Start Data rows

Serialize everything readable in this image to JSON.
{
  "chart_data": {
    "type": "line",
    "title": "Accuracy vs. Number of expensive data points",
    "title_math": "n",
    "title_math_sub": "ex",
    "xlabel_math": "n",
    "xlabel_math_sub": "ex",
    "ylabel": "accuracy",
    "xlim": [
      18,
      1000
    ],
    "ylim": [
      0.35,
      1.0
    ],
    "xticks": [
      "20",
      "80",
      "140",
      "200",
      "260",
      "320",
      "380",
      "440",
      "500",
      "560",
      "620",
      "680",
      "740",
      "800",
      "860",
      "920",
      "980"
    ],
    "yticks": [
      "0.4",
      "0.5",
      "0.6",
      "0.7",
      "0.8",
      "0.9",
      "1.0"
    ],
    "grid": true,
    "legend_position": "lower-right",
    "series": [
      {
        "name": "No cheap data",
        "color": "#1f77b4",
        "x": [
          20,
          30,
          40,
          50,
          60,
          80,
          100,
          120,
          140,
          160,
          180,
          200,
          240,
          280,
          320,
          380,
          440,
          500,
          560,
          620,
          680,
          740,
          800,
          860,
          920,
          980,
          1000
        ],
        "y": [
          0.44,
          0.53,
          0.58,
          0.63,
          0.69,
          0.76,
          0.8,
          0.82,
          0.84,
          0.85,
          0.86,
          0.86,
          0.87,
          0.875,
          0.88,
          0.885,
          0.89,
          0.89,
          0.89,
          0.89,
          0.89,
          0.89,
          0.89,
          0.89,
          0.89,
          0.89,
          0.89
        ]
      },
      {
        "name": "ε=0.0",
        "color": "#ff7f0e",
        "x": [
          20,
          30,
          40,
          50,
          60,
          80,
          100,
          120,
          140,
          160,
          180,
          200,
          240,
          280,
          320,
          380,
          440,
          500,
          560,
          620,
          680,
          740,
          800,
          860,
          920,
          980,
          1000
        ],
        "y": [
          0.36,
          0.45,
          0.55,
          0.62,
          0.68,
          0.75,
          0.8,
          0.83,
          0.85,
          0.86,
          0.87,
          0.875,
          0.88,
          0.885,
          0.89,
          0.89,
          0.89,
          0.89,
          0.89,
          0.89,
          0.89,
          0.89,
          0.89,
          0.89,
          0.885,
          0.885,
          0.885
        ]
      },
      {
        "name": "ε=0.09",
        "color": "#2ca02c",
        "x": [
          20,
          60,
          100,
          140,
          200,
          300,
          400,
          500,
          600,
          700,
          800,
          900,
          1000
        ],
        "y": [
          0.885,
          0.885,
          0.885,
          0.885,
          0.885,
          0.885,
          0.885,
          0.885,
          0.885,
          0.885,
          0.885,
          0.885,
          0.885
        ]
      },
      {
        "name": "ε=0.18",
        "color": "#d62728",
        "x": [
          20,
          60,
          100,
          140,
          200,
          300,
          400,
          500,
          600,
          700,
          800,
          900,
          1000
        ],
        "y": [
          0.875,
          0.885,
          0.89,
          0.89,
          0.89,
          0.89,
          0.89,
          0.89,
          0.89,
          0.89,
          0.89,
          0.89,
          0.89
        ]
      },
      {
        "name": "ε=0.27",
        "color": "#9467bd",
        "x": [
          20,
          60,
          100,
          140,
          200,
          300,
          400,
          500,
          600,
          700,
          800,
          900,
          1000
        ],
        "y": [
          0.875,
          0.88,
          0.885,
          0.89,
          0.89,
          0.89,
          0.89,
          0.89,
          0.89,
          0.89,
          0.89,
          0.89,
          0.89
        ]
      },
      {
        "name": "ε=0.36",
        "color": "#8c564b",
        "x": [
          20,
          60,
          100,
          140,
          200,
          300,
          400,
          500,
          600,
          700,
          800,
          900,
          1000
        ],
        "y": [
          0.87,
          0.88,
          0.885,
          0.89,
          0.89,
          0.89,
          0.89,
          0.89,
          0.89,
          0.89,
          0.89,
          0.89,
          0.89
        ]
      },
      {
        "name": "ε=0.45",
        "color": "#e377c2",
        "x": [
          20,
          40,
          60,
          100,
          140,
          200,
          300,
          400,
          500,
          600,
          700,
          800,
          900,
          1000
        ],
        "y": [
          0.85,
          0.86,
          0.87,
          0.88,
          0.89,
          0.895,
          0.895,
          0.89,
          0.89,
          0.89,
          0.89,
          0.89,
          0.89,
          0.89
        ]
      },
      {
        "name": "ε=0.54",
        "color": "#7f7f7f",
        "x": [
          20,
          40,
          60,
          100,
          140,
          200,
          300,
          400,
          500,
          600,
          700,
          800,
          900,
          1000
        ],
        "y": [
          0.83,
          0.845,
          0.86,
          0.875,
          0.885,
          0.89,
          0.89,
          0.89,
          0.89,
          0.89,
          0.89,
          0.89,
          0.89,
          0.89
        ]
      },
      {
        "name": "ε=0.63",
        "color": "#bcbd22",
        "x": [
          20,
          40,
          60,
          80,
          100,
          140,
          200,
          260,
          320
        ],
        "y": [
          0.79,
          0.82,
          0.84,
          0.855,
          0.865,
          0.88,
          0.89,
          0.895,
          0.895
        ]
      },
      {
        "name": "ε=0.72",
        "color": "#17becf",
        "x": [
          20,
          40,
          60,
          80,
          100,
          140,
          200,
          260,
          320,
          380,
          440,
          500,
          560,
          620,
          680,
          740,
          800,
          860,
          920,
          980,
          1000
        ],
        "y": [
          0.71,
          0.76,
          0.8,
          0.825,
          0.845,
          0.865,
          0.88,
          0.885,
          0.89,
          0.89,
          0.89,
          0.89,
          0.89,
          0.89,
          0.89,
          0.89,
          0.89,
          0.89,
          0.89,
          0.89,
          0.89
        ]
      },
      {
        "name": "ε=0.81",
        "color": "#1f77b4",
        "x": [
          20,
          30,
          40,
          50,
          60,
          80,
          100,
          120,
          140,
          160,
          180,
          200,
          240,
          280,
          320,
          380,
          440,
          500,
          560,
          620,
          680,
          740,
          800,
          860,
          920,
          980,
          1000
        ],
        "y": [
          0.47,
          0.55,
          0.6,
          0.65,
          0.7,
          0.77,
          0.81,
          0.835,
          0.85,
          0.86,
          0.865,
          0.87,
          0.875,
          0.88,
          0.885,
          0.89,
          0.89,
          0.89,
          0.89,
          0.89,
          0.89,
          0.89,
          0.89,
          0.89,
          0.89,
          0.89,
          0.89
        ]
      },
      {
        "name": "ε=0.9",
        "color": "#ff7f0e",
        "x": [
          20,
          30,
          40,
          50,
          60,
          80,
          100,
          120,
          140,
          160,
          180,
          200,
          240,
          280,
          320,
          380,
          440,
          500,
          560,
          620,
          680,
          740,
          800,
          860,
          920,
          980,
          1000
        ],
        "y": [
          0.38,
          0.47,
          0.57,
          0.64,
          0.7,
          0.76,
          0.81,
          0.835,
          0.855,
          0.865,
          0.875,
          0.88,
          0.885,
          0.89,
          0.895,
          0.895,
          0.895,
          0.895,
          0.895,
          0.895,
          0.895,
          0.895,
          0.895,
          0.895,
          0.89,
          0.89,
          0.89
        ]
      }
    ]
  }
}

End Data rows

# Exercise instructions
Write out the full set of records exactly as given.

# Solution
Serialize everything readable in this image to JSON.
{
  "chart_data": {
    "type": "line",
    "title": "Accuracy vs. Number of expensive data points",
    "title_math": "n",
    "title_math_sub": "ex",
    "xlabel_math": "n",
    "xlabel_math_sub": "ex",
    "ylabel": "accuracy",
    "xlim": [
      18,
      1000
    ],
    "ylim": [
      0.35,
      1.0
    ],
    "xticks": [
      "20",
      "80",
      "140",
      "200",
      "260",
      "320",
      "380",
      "440",
      "500",
      "560",
      "620",
      "680",
      "740",
      "800",
      "860",
      "920",
      "980"
    ],
    "yticks": [
      "0.4",
      "0.5",
      "0.6",
      "0.7",
      "0.8",
      "0.9",
      "1.0"
    ],
    "grid": true,
    "legend_position": "lower-right",
    "series": [
      {
        "name": "No cheap data",
        "color": "#1f77b4",
        "x": [
          20,
          30,
          40,
          50,
          60,
          80,
          100,
          120,
          140,
          160,
          180,
          200,
          240,
          280,
          320,
          380,
          440,
          500,
          560,
          620,
          680,
          740,
          800,
          860,
          920,
          980,
          1000
        ],
        "y": [
          0.44,
          0.53,
          0.58,
          0.63,
          0.69,
          0.76,
          0.8,
          0.82,
          0.84,
          0.85,
          0.86,
          0.86,
          0.87,
          0.875,
          0.88,
          0.885,
          0.89,
          0.89,
          0.89,
          0.89,
          0.89,
          0.89,
          0.89,
          0.89,
          0.89,
          0.89,
          0.89
        ]
      },
      {
        "name": "ε=0.0",
        "color": "#ff7f0e",
        "x": [
          20,
          30,
          40,
          50,
          60,
          80,
          100,
          120,
          140,
          160,
          180,
          200,
          240,
          280,
          320,
          380,
          440,
          500,
          560,
          620,
          680,
          740,
          800,
          860,
          920,
          980,
          1000
        ],
        "y": [
          0.36,
          0.45,
          0.55,
          0.62,
          0.68,
          0.75,
          0.8,
          0.83,
          0.85,
          0.86,
          0.87,
          0.875,
          0.88,
          0.885,
          0.89,
          0.89,
          0.89,
          0.89,
          0.89,
          0.89,
          0.89,
          0.89,
          0.89,
          0.89,
          0.885,
          0.885,
          0.885
        ]
      },
      {
        "name": "ε=0.09",
        "color": "#2ca02c",
        "x": [
          20,
          60,
          100,
          140,
          200,
          300,
          400,
          500,
          600,
          700,
          800,
          900,
          1000
        ],
        "y": [
          0.885,
          0.885,
          0.885,
          0.885,
          0.885,
          0.885,
          0.885,
          0.885,
          0.885,
          0.885,
          0.885,
          0.885,
          0.885
        ]
      },
      {
        "name": "ε=0.18",
        "color": "#d62728",
        "x": [
          20,
          60,
          100,
          140,
          200,
          300,
          400,
          500,
          600,
          700,
          800,
          900,
          1000
        ],
        "y": [
          0.875,
          0.885,
          0.89,
          0.89,
          0.89,
          0.89,
          0.89,
          0.89,
          0.89,
          0.89,
          0.89,
          0.89,
          0.89
        ]
      },
      {
        "name": "ε=0.27",
        "color": "#9467bd",
        "x": [
          20,
          60,
          100,
          140,
          200,
          300,
          400,
          500,
          600,
          700,
          800,
          900,
          1000
        ],
        "y": [
          0.875,
          0.88,
          0.885,
          0.89,
          0.89,
          0.89,
          0.89,
          0.89,
          0.89,
          0.89,
          0.89,
          0.89,
          0.89
        ]
      },
      {
        "name": "ε=0.36",
        "color": "#8c564b",
        "x": [
          20,
          60,
          100,
          140,
          200,
          300,
          400,
          500,
          600,
          700,
          800,
          900,
          1000
        ],
        "y": [
          0.87,
          0.88,
          0.885,
          0.89,
          0.89,
          0.89,
          0.89,
          0.89,
          0.89,
          0.89,
          0.89,
          0.89,
          0.89
        ]
      },
      {
        "name": "ε=0.45",
        "color": "#e377c2",
        "x": [
          20,
          40,
          60,
          100,
          140,
          200,
          300,
          400,
          500,
          600,
          700,
          800,
          900,
          1000
        ],
        "y": [
          0.85,
          0.86,
          0.87,
          0.88,
          0.89,
          0.895,
          0.895,
          0.89,
          0.89,
          0.89,
          0.89,
          0.89,
          0.89,
          0.89
        ]
      },
      {
        "name": "ε=0.54",
        "color": "#7f7f7f",
        "x": [
          20,
          40,
          60,
          100,
          140,
          200,
          300,
          400,
          500,
          600,
          700,
          800,
          900,
          1000
        ],
        "y": [
          0.83,
          0.845,
          0.86,
          0.875,
          0.885,
          0.89,
          0.89,
          0.89,
          0.89,
          0.89,
          0.89,
          0.89,
          0.89,
          0.89
        ]
      },
      {
        "name": "ε=0.63",
        "color": "#bcbd22",
        "x": [
          20,
          40,
          60,
          80,
          100,
          140,
          200,
          260,
          320
        ],
        "y": [
          0.79,
          0.82,
          0.84,
          0.855,
          0.865,
          0.88,
          0.89,
          0.895,
          0.895
        ]
      },
      {
        "name": "ε=0.72",
        "color": "#17becf",
        "x": [
          20,
          40,
          60,
          80,
          100,
          140,
          200,
          260,
          320,
          380,
          440,
          500,
          560,
          620,
          680,
          740,
          800,
          860,
          920,
          980,
          1000
        ],
        "y": [
          0.71,
          0.76,
          0.8,
          0.825,
          0.845,
          0.865,
          0.88,
          0.885,
          0.89,
          0.89,
          0.89,
          0.89,
          0.89,
          0.89,
          0.89,
          0.89,
          0.89,
          0.89,
          0.89,
          0.89,
          0.89
        ]
      },
      {
        "name": "ε=0.81",
        "color": "#1f77b4",
        "x": [
          20,
          30,
          40,
          50,
          60,
          80,
          100,
          120,
          140,
          160,
          180,
          200,
          240,
          280,
          320,
          380,
          440,
          500,
          560,
          620,
          680,
          740,
          800,
          860,
          920,
          980,
          1000
        ],
        "y": [
          0.47,
          0.55,
          0.6,
          0.65,
          0.7,
          0.77,
          0.81,
          0.835,
          0.85,
          0.86,
          0.865,
          0.87,
          0.875,
          0.88,
          0.885,
          0.89,
          0.89,
          0.89,
          0.89,
          0.89,
          0.89,
          0.89,
          0.89,
          0.89,
          0.89,
          0.89,
          0.89
        ]
      },
      {
        "name": "ε=0.9",
        "color": "#ff7f0e",
        "x": [
          20,
          30,
          40,
          50,
          60,
          80,
          100,
          120,
          140,
          160,
          180,
          200,
          240,
          280,
          320,
          380,
          440,
          500,
          560,
          620,
          680,
          740,
          800,
          860,
          920,
          980,
          1000
        ],
        "y": [
          0.38,
          0.47,
          0.57,
          0.64,
          0.7,
          0.76,
          0.81,
          0.835,
          0.855,
          0.865,
          0.875,
          0.88,
          0.885,
          0.89,
          0.895,
          0.895,
          0.895,
          0.895,
          0.895,
          0.895,
          0.895,
          0.895,
          0.895,
          0.895,
          0.89,
          0.89,
          0.89
        ]
      }
    ]
  }
}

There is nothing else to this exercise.